#### TASK A
In the rows, repeat the stretch from the line containing "340, 489, 384]" through the line containing "237, 300, 270]", both ends included, with each line unchanged.

#### GIVEN PASSAGE
Authors: Andrey Kortunov and Julien Barnes-Dacey*
The next international showdown on Syria is quickly coming into view. After ten years of conflict, Bashar al-Assad may have won the war, but much is left to be done to win the peace. This is nowhere more so than in the province of Idlib, which is home to nearly 3 million people who now live under the control of extremist group Hayat Tahrir al-Sham (HTS) with external Turkish protection and humanitarian assistance from the United Nations.
The question of humanitarian access into Idlib is now emerging as a central focus of new international politicking. In so doing, this small province could be pivotal to the future of the larger stalemate that has left the United States, Europe, and Russia locked in an unwinnable status quo.
Russia has said that it plans to veto an extension of cross-border UN aid delivered from Turkey, authorised under UN Security Council resolution 2533, which is up for renewal in July, potentially depriving the population of a vital lifeline amid desperate conditions. Moscow says that all aid should be channelled from Damascus via three new government-controlled crossing points to the northern province. Western governments, to say nothing of the local population, are sceptical, given the Syrian government’s hostility towards the province’s inhabitants. For its part, the UN says that cross-lines aid cannot compensate for a closure of cross-border access.

[Source rows]
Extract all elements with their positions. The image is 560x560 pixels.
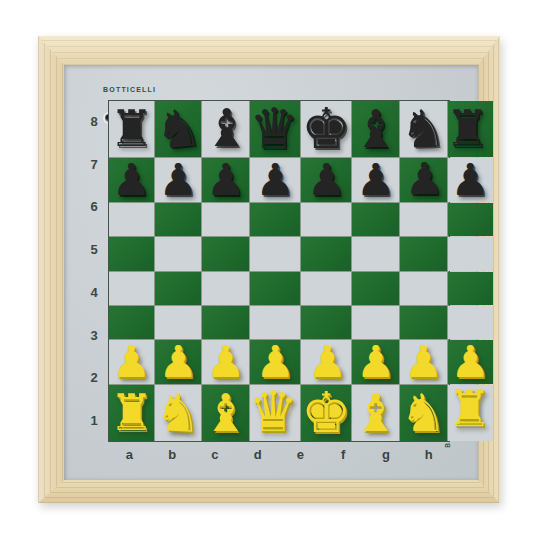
piece-white-pawn[interactable]: ♟	[450, 340, 489, 384]
square-f3[interactable]	[352, 306, 399, 339]
square-d6[interactable]	[250, 203, 300, 236]
square-a6[interactable]	[109, 203, 154, 236]
rank-label-7: 7	[82, 143, 106, 186]
square-f4[interactable]	[352, 272, 399, 305]
square-h3[interactable]	[448, 306, 493, 339]
piece-white-pawn[interactable]: ♟	[404, 340, 443, 384]
square-g7[interactable]: ♟	[400, 158, 447, 202]
square-d5[interactable]	[250, 237, 300, 270]
piece-black-pawn[interactable]: ♟	[255, 158, 294, 202]
piece-white-bishop[interactable]: ♝	[352, 387, 399, 439]
square-g6[interactable]	[400, 203, 447, 236]
file-label-d: d	[236, 445, 279, 463]
piece-black-pawn[interactable]: ♟	[206, 158, 245, 202]
piece-white-pawn[interactable]: ♟	[308, 340, 347, 384]
rank-label-4: 4	[82, 271, 106, 314]
square-a8[interactable]: ♜	[109, 101, 154, 157]
file-label-g: g	[365, 445, 408, 463]
square-a1[interactable]: ♜	[109, 385, 154, 441]
square-a4[interactable]	[109, 272, 154, 305]
square-d8[interactable]: ♛	[250, 101, 300, 157]
file-label-f: f	[322, 445, 365, 463]
square-h4[interactable]	[448, 272, 493, 305]
square-c1[interactable]: ♝	[202, 385, 249, 441]
square-e7[interactable]: ♟	[301, 158, 351, 202]
square-f5[interactable]	[352, 237, 399, 270]
square-a5[interactable]	[109, 237, 154, 270]
square-b1[interactable]: ♞	[155, 385, 202, 441]
square-b4[interactable]	[155, 272, 202, 305]
square-d1[interactable]: ♛	[250, 385, 300, 441]
square-g5[interactable]	[400, 237, 447, 270]
piece-white-rook[interactable]: ♜	[447, 384, 492, 434]
square-d4[interactable]	[250, 272, 300, 305]
wooden-frame-left	[38, 36, 64, 503]
square-c8[interactable]: ♝	[202, 101, 249, 157]
piece-black-bishop[interactable]: ♝	[352, 103, 399, 155]
piece-white-pawn[interactable]: ♟	[206, 340, 245, 384]
piece-black-bishop[interactable]: ♝	[203, 102, 250, 154]
square-c3[interactable]	[202, 306, 249, 339]
square-f6[interactable]	[352, 203, 399, 236]
piece-black-rook[interactable]: ♜	[445, 104, 490, 154]
square-a3[interactable]	[109, 306, 154, 339]
square-h6[interactable]	[448, 203, 493, 236]
square-h7[interactable]: ♟	[448, 158, 493, 202]
square-e3[interactable]	[301, 306, 351, 339]
piece-black-knight[interactable]: ♞	[399, 102, 447, 156]
piece-black-pawn[interactable]: ♟	[405, 157, 444, 201]
piece-white-rook[interactable]: ♜	[109, 388, 154, 438]
square-f7[interactable]: ♟	[352, 158, 399, 202]
square-e5[interactable]	[301, 237, 351, 270]
square-d3[interactable]	[250, 306, 300, 339]
rank-label-5: 5	[82, 228, 106, 271]
square-e2[interactable]: ♟	[301, 340, 351, 384]
square-f1[interactable]: ♝	[352, 385, 399, 441]
square-d7[interactable]: ♟	[250, 158, 300, 202]
piece-white-king[interactable]: ♚	[301, 385, 351, 441]
square-b6[interactable]	[155, 203, 202, 236]
file-labels: abcdefgh	[108, 445, 450, 463]
piece-black-rook[interactable]: ♜	[109, 104, 154, 154]
wooden-frame-top	[38, 36, 500, 65]
square-c4[interactable]	[202, 272, 249, 305]
square-c7[interactable]: ♟	[202, 158, 249, 202]
square-h8[interactable]: ♜	[448, 101, 493, 157]
square-h5[interactable]	[448, 237, 493, 270]
piece-white-knight[interactable]: ♞	[400, 387, 447, 439]
square-g8[interactable]: ♞	[400, 101, 447, 157]
square-d2[interactable]: ♟	[250, 340, 300, 384]
file-label-h: h	[407, 445, 450, 463]
square-c2[interactable]: ♟	[202, 340, 249, 384]
square-a7[interactable]: ♟	[109, 158, 154, 202]
piece-white-queen[interactable]: ♛	[248, 384, 298, 440]
piece-black-pawn[interactable]: ♟	[158, 158, 197, 202]
piece-white-pawn[interactable]: ♟	[255, 340, 294, 384]
square-c6[interactable]	[202, 203, 249, 236]
piece-black-king[interactable]: ♚	[301, 101, 351, 157]
piece-white-pawn[interactable]: ♟	[356, 340, 395, 384]
file-label-c: c	[194, 445, 237, 463]
piece-black-pawn[interactable]: ♟	[112, 158, 151, 202]
rank-label-2: 2	[82, 357, 106, 400]
square-c5[interactable]	[202, 237, 249, 270]
square-e8[interactable]: ♚	[301, 101, 351, 157]
square-g2[interactable]: ♟	[400, 340, 447, 384]
file-label-b: b	[151, 445, 194, 463]
wooden-frame-bottom	[38, 480, 500, 503]
rank-label-6: 6	[82, 186, 106, 229]
piece-white-pawn[interactable]: ♟	[112, 340, 151, 384]
rank-label-1: 1	[82, 399, 106, 442]
square-b2[interactable]: ♟	[155, 340, 202, 384]
square-a2[interactable]: ♟	[109, 340, 154, 384]
square-g4[interactable]	[400, 272, 447, 305]
square-e4[interactable]	[301, 272, 351, 305]
piece-white-bishop[interactable]: ♝	[202, 387, 249, 439]
square-b7[interactable]: ♟	[155, 158, 202, 202]
square-h1[interactable]: ♜	[448, 385, 493, 441]
square-f8[interactable]: ♝	[352, 101, 399, 157]
square-b3[interactable]	[155, 306, 202, 339]
chess-board-grid: ♜♞♝♛♚♝♞♜♟♟♟♟♟♟♟♟♟♟♟♟♟♟♟♟♜♞♝♛♚♝♞♜	[108, 100, 450, 442]
piece-black-pawn[interactable]: ♟	[307, 158, 346, 202]
piece-black-pawn[interactable]: ♟	[450, 158, 489, 202]
rank-labels: 87654321	[82, 100, 106, 442]
square-g3[interactable]	[400, 306, 447, 339]
file-label-a: a	[108, 445, 151, 463]
square-b5[interactable]	[155, 237, 202, 270]
rank-label-8: 8	[82, 100, 106, 143]
piece-black-pawn[interactable]: ♟	[356, 158, 395, 202]
rank-label-3: 3	[82, 314, 106, 357]
demonstration-chessboard: BOTTICELLI BOTTICELLI 87654321 ♜♞♝♛♚♝♞♜♟…	[38, 36, 500, 503]
square-h2[interactable]: ♟	[448, 340, 493, 384]
file-label-e: e	[279, 445, 322, 463]
square-b8[interactable]: ♞	[155, 101, 202, 157]
square-f2[interactable]: ♟	[352, 340, 399, 384]
piece-black-knight[interactable]: ♞	[152, 101, 204, 158]
piece-black-queen[interactable]: ♛	[249, 101, 299, 157]
square-e1[interactable]: ♚	[301, 385, 351, 441]
square-g1[interactable]: ♞	[400, 385, 447, 441]
brand-label-top: BOTTICELLI	[103, 86, 156, 93]
square-e6[interactable]	[301, 203, 351, 236]
piece-white-pawn[interactable]: ♟	[158, 340, 197, 384]
piece-white-knight[interactable]: ♞	[153, 386, 202, 440]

#### TASK B
Reproduce word for word the stretch of the Idlib passage from "Authors: Andrey Kortunov" through "unwinnable status quo.".

#### SOLUTION A
piece-white-pawn[interactable]: ♟	[450, 340, 489, 384]
square-f3[interactable]	[352, 306, 399, 339]
square-d6[interactable]	[250, 203, 300, 236]
square-a6[interactable]	[109, 203, 154, 236]
rank-label-7: 7	[82, 143, 106, 186]
square-f4[interactable]	[352, 272, 399, 305]
square-h3[interactable]	[448, 306, 493, 339]
piece-white-pawn[interactable]: ♟	[404, 340, 443, 384]
square-g7[interactable]: ♟	[400, 158, 447, 202]
square-d5[interactable]	[250, 237, 300, 270]

#### SOLUTION B
Authors: Andrey Kortunov and Julien Barnes-Dacey*
The next international showdown on Syria is quickly coming into view. After ten years of conflict, Bashar al-Assad may have won the war, but much is left to be done to win the peace. This is nowhere more so than in the province of Idlib, which is home to nearly 3 million people who now live under the control of extremist group Hayat Tahrir al-Sham (HTS) with external Turkish protection and humanitarian assistance from the United Nations.
The question of humanitarian access into Idlib is now emerging as a central focus of new international politicking. In so doing, this small province could be pivotal to the future of the larger stalemate that has left the United States, Europe, and Russia locked in an unwinnable status quo.